#### [RECORDS TO USE]
##########
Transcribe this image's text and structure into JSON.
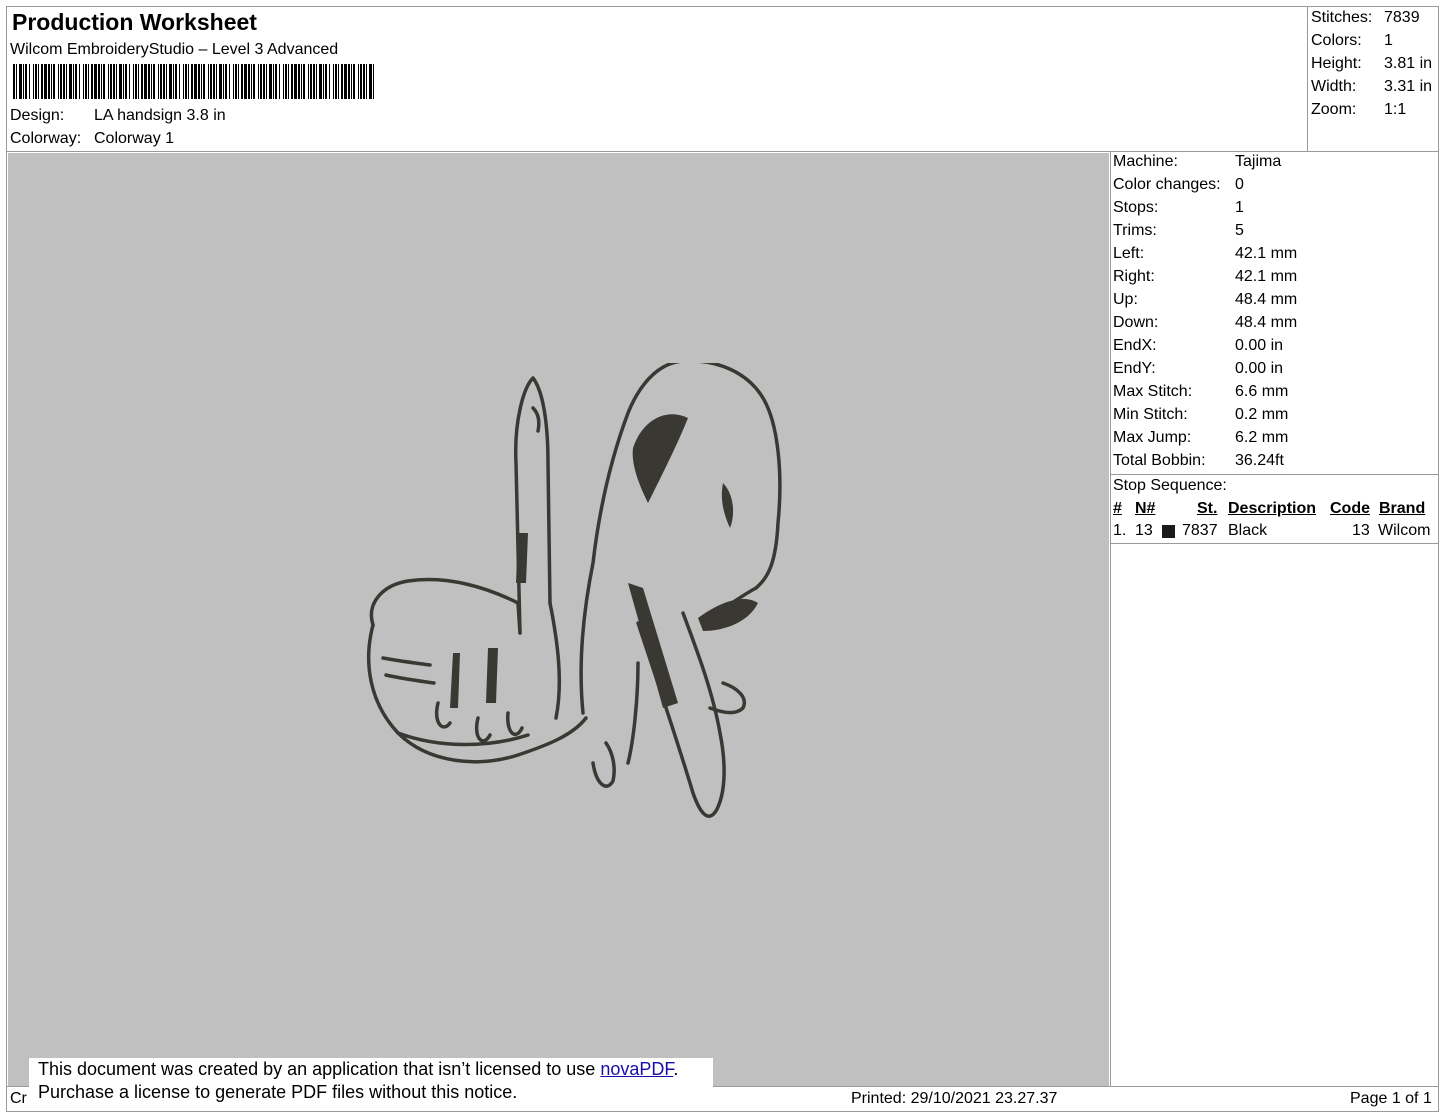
{
  "header": {
    "title": "Production Worksheet",
    "subtitle": "Wilcom EmbroideryStudio – Level 3 Advanced",
    "design_label": "Design:",
    "design_value": "LA handsign 3.8 in",
    "colorway_label": "Colorway:",
    "colorway_value": "Colorway 1"
  },
  "summary": [
    {
      "label": "Stitches:",
      "value": "7839"
    },
    {
      "label": "Colors:",
      "value": "1"
    },
    {
      "label": "Height:",
      "value": "3.81 in"
    },
    {
      "label": "Width:",
      "value": "3.31 in"
    },
    {
      "label": "Zoom:",
      "value": "1:1"
    }
  ],
  "stats": [
    {
      "label": "Machine:",
      "value": "Tajima"
    },
    {
      "label": "Color changes:",
      "value": "0"
    },
    {
      "label": "Stops:",
      "value": "1"
    },
    {
      "label": "Trims:",
      "value": "5"
    },
    {
      "label": "Left:",
      "value": "42.1 mm"
    },
    {
      "label": "Right:",
      "value": "42.1 mm"
    },
    {
      "label": "Up:",
      "value": "48.4 mm"
    },
    {
      "label": "Down:",
      "value": "48.4 mm"
    },
    {
      "label": "EndX:",
      "value": "0.00 in"
    },
    {
      "label": "EndY:",
      "value": "0.00 in"
    },
    {
      "label": "Max Stitch:",
      "value": "6.6 mm"
    },
    {
      "label": "Min Stitch:",
      "value": "0.2 mm"
    },
    {
      "label": "Max Jump:",
      "value": "6.2 mm"
    },
    {
      "label": "Total Bobbin:",
      "value": "36.24ft"
    }
  ],
  "stop_sequence": {
    "title": "Stop Sequence:",
    "headers": {
      "num": "#",
      "needle": "N#",
      "stitches": "St.",
      "description": "Description",
      "code": "Code",
      "brand": "Brand"
    },
    "rows": [
      {
        "num": "1.",
        "needle": "13",
        "swatch_color": "#1a1a1a",
        "stitches": "7837",
        "description": "Black",
        "code": "13",
        "brand": "Wilcom"
      }
    ]
  },
  "design_thread_color": "#3a3832",
  "canvas_color": "#c0c0c0",
  "notice": {
    "line1_prefix": "This document was created by an application that isn’t licensed to use ",
    "link_text": "novaPDF",
    "line1_suffix": ".",
    "line2": "Purchase a license to generate PDF files without this notice."
  },
  "footer": {
    "created_fragment": "Cr",
    "printed": "Printed: 29/10/2021 23.27.37",
    "page": "Page 1 of 1"
  }
}
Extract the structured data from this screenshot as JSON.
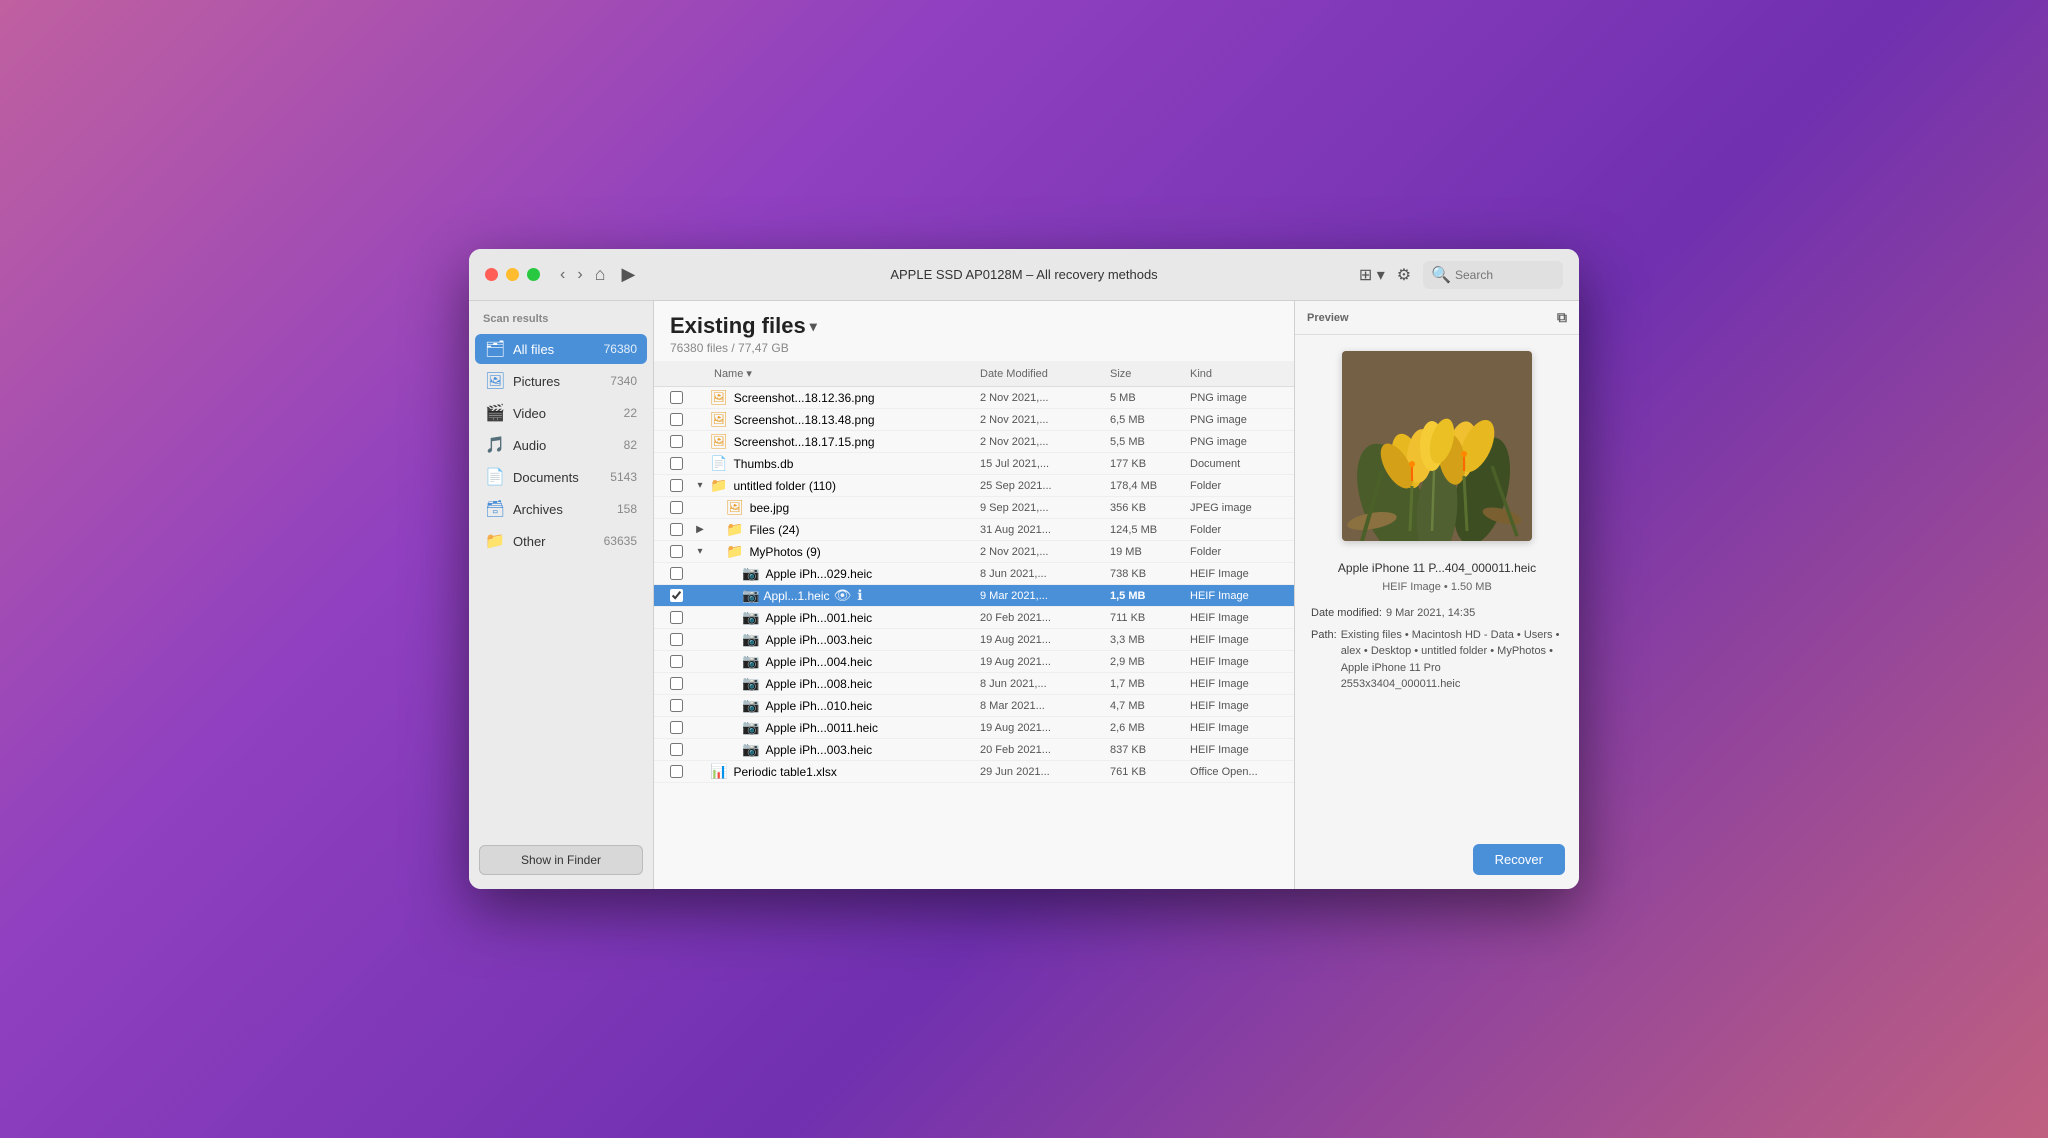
{
  "window": {
    "title": "APPLE SSD AP0128M – All recovery methods",
    "traffic_lights": [
      "red",
      "yellow",
      "green"
    ]
  },
  "titlebar": {
    "title": "APPLE SSD AP0128M – All recovery methods",
    "search_placeholder": "Search"
  },
  "sidebar": {
    "header": "Scan results",
    "items": [
      {
        "id": "all-files",
        "label": "All files",
        "count": "76380",
        "icon": "🗂",
        "active": true
      },
      {
        "id": "pictures",
        "label": "Pictures",
        "count": "7340",
        "icon": "🖼",
        "active": false
      },
      {
        "id": "video",
        "label": "Video",
        "count": "22",
        "icon": "🎬",
        "active": false
      },
      {
        "id": "audio",
        "label": "Audio",
        "count": "82",
        "icon": "🎵",
        "active": false
      },
      {
        "id": "documents",
        "label": "Documents",
        "count": "5143",
        "icon": "📄",
        "active": false
      },
      {
        "id": "archives",
        "label": "Archives",
        "count": "158",
        "icon": "🗃",
        "active": false
      },
      {
        "id": "other",
        "label": "Other",
        "count": "63635",
        "icon": "📁",
        "active": false
      }
    ],
    "show_finder_btn": "Show in Finder"
  },
  "file_list": {
    "title": "Existing files",
    "subtitle": "76380 files / 77,47 GB",
    "columns": [
      "Name",
      "Date Modified",
      "Size",
      "Kind"
    ],
    "rows": [
      {
        "id": 1,
        "name": "Screenshot...18.12.36.png",
        "date": "2 Nov 2021,...",
        "size": "5 MB",
        "kind": "PNG image",
        "type": "png",
        "indent": 0,
        "expandable": false,
        "checked": false,
        "selected": false
      },
      {
        "id": 2,
        "name": "Screenshot...18.13.48.png",
        "date": "2 Nov 2021,...",
        "size": "6,5 MB",
        "kind": "PNG image",
        "type": "png",
        "indent": 0,
        "expandable": false,
        "checked": false,
        "selected": false
      },
      {
        "id": 3,
        "name": "Screenshot...18.17.15.png",
        "date": "2 Nov 2021,...",
        "size": "5,5 MB",
        "kind": "PNG image",
        "type": "png",
        "indent": 0,
        "expandable": false,
        "checked": false,
        "selected": false
      },
      {
        "id": 4,
        "name": "Thumbs.db",
        "date": "15 Jul 2021,...",
        "size": "177 KB",
        "kind": "Document",
        "type": "doc",
        "indent": 0,
        "expandable": false,
        "checked": false,
        "selected": false
      },
      {
        "id": 5,
        "name": "untitled folder (110)",
        "date": "25 Sep 2021...",
        "size": "178,4 MB",
        "kind": "Folder",
        "type": "folder",
        "indent": 0,
        "expandable": true,
        "expanded": true,
        "checked": false,
        "selected": false
      },
      {
        "id": 6,
        "name": "bee.jpg",
        "date": "9 Sep 2021,...",
        "size": "356 KB",
        "kind": "JPEG image",
        "type": "jpg",
        "indent": 1,
        "expandable": false,
        "checked": false,
        "selected": false
      },
      {
        "id": 7,
        "name": "Files (24)",
        "date": "31 Aug 2021...",
        "size": "124,5 MB",
        "kind": "Folder",
        "type": "folder",
        "indent": 1,
        "expandable": true,
        "expanded": false,
        "checked": false,
        "selected": false
      },
      {
        "id": 8,
        "name": "MyPhotos (9)",
        "date": "2 Nov 2021,...",
        "size": "19 MB",
        "kind": "Folder",
        "type": "folder",
        "indent": 1,
        "expandable": true,
        "expanded": true,
        "checked": false,
        "selected": false
      },
      {
        "id": 9,
        "name": "Apple iPh...029.heic",
        "date": "8 Jun 2021,...",
        "size": "738 KB",
        "kind": "HEIF Image",
        "type": "heif",
        "indent": 2,
        "expandable": false,
        "checked": false,
        "selected": false
      },
      {
        "id": 10,
        "name": "Appl...1.heic",
        "date": "9 Mar 2021,...",
        "size": "1,5 MB",
        "kind": "HEIF Image",
        "type": "heif",
        "indent": 2,
        "expandable": false,
        "checked": true,
        "selected": true,
        "has_actions": true
      },
      {
        "id": 11,
        "name": "Apple iPh...001.heic",
        "date": "20 Feb 2021...",
        "size": "711 KB",
        "kind": "HEIF Image",
        "type": "heif",
        "indent": 2,
        "expandable": false,
        "checked": false,
        "selected": false
      },
      {
        "id": 12,
        "name": "Apple iPh...003.heic",
        "date": "19 Aug 2021...",
        "size": "3,3 MB",
        "kind": "HEIF Image",
        "type": "heif",
        "indent": 2,
        "expandable": false,
        "checked": false,
        "selected": false
      },
      {
        "id": 13,
        "name": "Apple iPh...004.heic",
        "date": "19 Aug 2021...",
        "size": "2,9 MB",
        "kind": "HEIF Image",
        "type": "heif",
        "indent": 2,
        "expandable": false,
        "checked": false,
        "selected": false
      },
      {
        "id": 14,
        "name": "Apple iPh...008.heic",
        "date": "8 Jun 2021,...",
        "size": "1,7 MB",
        "kind": "HEIF Image",
        "type": "heif",
        "indent": 2,
        "expandable": false,
        "checked": false,
        "selected": false
      },
      {
        "id": 15,
        "name": "Apple iPh...010.heic",
        "date": "8 Mar 2021...",
        "size": "4,7 MB",
        "kind": "HEIF Image",
        "type": "heif",
        "indent": 2,
        "expandable": false,
        "checked": false,
        "selected": false
      },
      {
        "id": 16,
        "name": "Apple iPh...0011.heic",
        "date": "19 Aug 2021...",
        "size": "2,6 MB",
        "kind": "HEIF Image",
        "type": "heif",
        "indent": 2,
        "expandable": false,
        "checked": false,
        "selected": false
      },
      {
        "id": 17,
        "name": "Apple iPh...003.heic",
        "date": "20 Feb 2021...",
        "size": "837 KB",
        "kind": "HEIF Image",
        "type": "heif",
        "indent": 2,
        "expandable": false,
        "checked": false,
        "selected": false
      },
      {
        "id": 18,
        "name": "Periodic table1.xlsx",
        "date": "29 Jun 2021...",
        "size": "761 KB",
        "kind": "Office Open...",
        "type": "xlsx",
        "indent": 0,
        "expandable": false,
        "checked": false,
        "selected": false
      }
    ]
  },
  "preview": {
    "header": "Preview",
    "filename": "Apple iPhone 11 P...404_000011.heic",
    "meta": "HEIF Image • 1.50 MB",
    "date_modified_label": "Date modified:",
    "date_modified": "9 Mar 2021, 14:35",
    "path_label": "Path:",
    "path": "Existing files • Macintosh HD - Data • Users • alex • Desktop • untitled folder • MyPhotos • Apple iPhone 11 Pro 2553x3404_000011.heic",
    "recover_label": "Recover"
  }
}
##########
#### [WHAT YOU HAVE TO DO]
Using the data above, copy each line that contains "MyPhotos".

#### [REPLY]
        "name": "MyPhotos (9)",
    "path": "Existing files • Macintosh HD - Data • Users • alex • Desktop • untitled folder • MyPhotos • Apple iPhone 11 Pro 2553x3404_000011.heic",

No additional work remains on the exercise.